▶ _Objective_:
Copy out each line of the data holding "altyd".
☆ ☆ ☆ ☆ ☆ ☆ ☆
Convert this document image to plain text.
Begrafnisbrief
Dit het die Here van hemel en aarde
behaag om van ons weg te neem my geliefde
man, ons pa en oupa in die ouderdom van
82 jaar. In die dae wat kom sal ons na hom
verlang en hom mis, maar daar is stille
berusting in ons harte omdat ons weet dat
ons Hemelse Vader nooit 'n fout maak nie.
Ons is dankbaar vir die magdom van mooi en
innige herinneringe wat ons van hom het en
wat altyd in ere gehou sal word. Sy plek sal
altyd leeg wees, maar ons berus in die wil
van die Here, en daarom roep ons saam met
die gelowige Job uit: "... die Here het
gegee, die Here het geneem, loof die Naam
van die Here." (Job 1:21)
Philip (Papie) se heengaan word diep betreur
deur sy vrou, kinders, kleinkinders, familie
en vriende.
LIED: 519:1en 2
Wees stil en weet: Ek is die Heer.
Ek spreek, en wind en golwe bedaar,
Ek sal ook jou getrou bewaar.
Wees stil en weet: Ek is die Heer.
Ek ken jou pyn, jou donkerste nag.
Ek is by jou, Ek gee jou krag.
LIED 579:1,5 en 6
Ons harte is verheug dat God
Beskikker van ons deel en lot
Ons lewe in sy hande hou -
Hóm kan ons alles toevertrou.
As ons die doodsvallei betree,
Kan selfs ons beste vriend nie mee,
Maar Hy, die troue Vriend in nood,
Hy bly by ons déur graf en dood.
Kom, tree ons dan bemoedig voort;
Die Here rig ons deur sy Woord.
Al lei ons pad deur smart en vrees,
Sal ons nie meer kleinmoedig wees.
☆ ☆ ☆ ☆ ☆ ☆ ☆
▶ _Complete response_:
wat altyd in ere gehou sal word. Sy plek sal
altyd leeg wees, maar ons berus in die wil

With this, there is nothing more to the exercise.